| Prompt |
Write out all of the data exactly as it appears.
————
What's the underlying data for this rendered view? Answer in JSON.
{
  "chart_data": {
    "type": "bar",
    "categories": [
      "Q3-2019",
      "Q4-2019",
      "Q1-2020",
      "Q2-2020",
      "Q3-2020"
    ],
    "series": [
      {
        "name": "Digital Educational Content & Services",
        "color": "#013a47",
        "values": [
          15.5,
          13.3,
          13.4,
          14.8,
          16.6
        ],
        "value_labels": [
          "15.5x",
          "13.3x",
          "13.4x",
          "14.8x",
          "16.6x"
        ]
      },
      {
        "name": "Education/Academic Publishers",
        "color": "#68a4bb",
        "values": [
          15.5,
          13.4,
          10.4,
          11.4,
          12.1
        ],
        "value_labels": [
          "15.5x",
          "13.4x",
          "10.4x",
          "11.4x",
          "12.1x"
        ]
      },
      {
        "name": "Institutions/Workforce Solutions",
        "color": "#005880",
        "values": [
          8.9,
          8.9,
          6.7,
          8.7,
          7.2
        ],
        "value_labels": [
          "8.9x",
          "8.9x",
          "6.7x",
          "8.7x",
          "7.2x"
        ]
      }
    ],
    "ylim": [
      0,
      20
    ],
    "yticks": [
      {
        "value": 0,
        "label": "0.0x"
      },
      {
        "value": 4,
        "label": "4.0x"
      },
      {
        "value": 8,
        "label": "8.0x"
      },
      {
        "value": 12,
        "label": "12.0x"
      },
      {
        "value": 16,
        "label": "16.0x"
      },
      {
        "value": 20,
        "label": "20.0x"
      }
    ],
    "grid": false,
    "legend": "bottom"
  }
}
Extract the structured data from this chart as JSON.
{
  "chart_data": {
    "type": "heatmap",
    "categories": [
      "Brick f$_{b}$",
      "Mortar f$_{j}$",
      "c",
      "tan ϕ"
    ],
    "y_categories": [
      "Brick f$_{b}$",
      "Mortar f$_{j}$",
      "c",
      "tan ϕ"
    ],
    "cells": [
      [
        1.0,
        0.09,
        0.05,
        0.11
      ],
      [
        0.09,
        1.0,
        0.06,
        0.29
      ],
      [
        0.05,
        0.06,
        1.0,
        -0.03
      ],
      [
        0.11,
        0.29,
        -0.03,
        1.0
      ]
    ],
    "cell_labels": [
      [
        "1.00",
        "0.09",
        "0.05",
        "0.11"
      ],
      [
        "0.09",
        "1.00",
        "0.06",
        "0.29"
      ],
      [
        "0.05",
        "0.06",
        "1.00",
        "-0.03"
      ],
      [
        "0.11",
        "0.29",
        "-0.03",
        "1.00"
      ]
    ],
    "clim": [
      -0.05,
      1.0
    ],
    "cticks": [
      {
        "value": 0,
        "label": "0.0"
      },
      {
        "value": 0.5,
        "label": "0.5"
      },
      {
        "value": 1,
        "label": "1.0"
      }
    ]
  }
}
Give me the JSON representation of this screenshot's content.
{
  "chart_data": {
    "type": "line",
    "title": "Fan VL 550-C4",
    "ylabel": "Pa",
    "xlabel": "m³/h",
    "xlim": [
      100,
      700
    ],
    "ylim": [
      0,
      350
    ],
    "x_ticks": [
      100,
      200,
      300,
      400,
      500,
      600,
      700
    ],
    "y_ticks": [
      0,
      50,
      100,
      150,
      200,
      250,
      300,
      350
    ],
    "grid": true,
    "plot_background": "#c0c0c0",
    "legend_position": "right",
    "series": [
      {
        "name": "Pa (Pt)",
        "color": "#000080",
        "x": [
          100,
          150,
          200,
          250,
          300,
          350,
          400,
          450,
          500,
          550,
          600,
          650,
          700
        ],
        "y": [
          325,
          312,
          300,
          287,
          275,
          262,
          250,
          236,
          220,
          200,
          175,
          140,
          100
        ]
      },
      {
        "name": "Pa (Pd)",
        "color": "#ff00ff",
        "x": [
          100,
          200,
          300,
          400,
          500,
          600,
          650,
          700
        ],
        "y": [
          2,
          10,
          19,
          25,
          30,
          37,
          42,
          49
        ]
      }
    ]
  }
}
————
| The reply |
What's the underlying data for this rendered view? Answer in JSON.
{
  "chart_data": {
    "type": "bar",
    "categories": [
      "Q3-2019",
      "Q4-2019",
      "Q1-2020",
      "Q2-2020",
      "Q3-2020"
    ],
    "series": [
      {
        "name": "Digital Educational Content & Services",
        "color": "#013a47",
        "values": [
          15.5,
          13.3,
          13.4,
          14.8,
          16.6
        ],
        "value_labels": [
          "15.5x",
          "13.3x",
          "13.4x",
          "14.8x",
          "16.6x"
        ]
      },
      {
        "name": "Education/Academic Publishers",
        "color": "#68a4bb",
        "values": [
          15.5,
          13.4,
          10.4,
          11.4,
          12.1
        ],
        "value_labels": [
          "15.5x",
          "13.4x",
          "10.4x",
          "11.4x",
          "12.1x"
        ]
      },
      {
        "name": "Institutions/Workforce Solutions",
        "color": "#005880",
        "values": [
          8.9,
          8.9,
          6.7,
          8.7,
          7.2
        ],
        "value_labels": [
          "8.9x",
          "8.9x",
          "6.7x",
          "8.7x",
          "7.2x"
        ]
      }
    ],
    "ylim": [
      0,
      20
    ],
    "yticks": [
      {
        "value": 0,
        "label": "0.0x"
      },
      {
        "value": 4,
        "label": "4.0x"
      },
      {
        "value": 8,
        "label": "8.0x"
      },
      {
        "value": 12,
        "label": "12.0x"
      },
      {
        "value": 16,
        "label": "16.0x"
      },
      {
        "value": 20,
        "label": "20.0x"
      }
    ],
    "grid": false,
    "legend": "bottom"
  }
}
Extract the structured data from this chart as JSON.
{
  "chart_data": {
    "type": "heatmap",
    "categories": [
      "Brick f$_{b}$",
      "Mortar f$_{j}$",
      "c",
      "tan ϕ"
    ],
    "y_categories": [
      "Brick f$_{b}$",
      "Mortar f$_{j}$",
      "c",
      "tan ϕ"
    ],
    "cells": [
      [
        1.0,
        0.09,
        0.05,
        0.11
      ],
      [
        0.09,
        1.0,
        0.06,
        0.29
      ],
      [
        0.05,
        0.06,
        1.0,
        -0.03
      ],
      [
        0.11,
        0.29,
        -0.03,
        1.0
      ]
    ],
    "cell_labels": [
      [
        "1.00",
        "0.09",
        "0.05",
        "0.11"
      ],
      [
        "0.09",
        "1.00",
        "0.06",
        "0.29"
      ],
      [
        "0.05",
        "0.06",
        "1.00",
        "-0.03"
      ],
      [
        "0.11",
        "0.29",
        "-0.03",
        "1.00"
      ]
    ],
    "clim": [
      -0.05,
      1.0
    ],
    "cticks": [
      {
        "value": 0,
        "label": "0.0"
      },
      {
        "value": 0.5,
        "label": "0.5"
      },
      {
        "value": 1,
        "label": "1.0"
      }
    ]
  }
}
Give me the JSON representation of this screenshot's content.
{
  "chart_data": {
    "type": "line",
    "title": "Fan VL 550-C4",
    "ylabel": "Pa",
    "xlabel": "m³/h",
    "xlim": [
      100,
      700
    ],
    "ylim": [
      0,
      350
    ],
    "x_ticks": [
      100,
      200,
      300,
      400,
      500,
      600,
      700
    ],
    "y_ticks": [
      0,
      50,
      100,
      150,
      200,
      250,
      300,
      350
    ],
    "grid": true,
    "plot_background": "#c0c0c0",
    "legend_position": "right",
    "series": [
      {
        "name": "Pa (Pt)",
        "color": "#000080",
        "x": [
          100,
          150,
          200,
          250,
          300,
          350,
          400,
          450,
          500,
          550,
          600,
          650,
          700
        ],
        "y": [
          325,
          312,
          300,
          287,
          275,
          262,
          250,
          236,
          220,
          200,
          175,
          140,
          100
        ]
      },
      {
        "name": "Pa (Pd)",
        "color": "#ff00ff",
        "x": [
          100,
          200,
          300,
          400,
          500,
          600,
          650,
          700
        ],
        "y": [
          2,
          10,
          19,
          25,
          30,
          37,
          42,
          49
        ]
      }
    ]
  }
}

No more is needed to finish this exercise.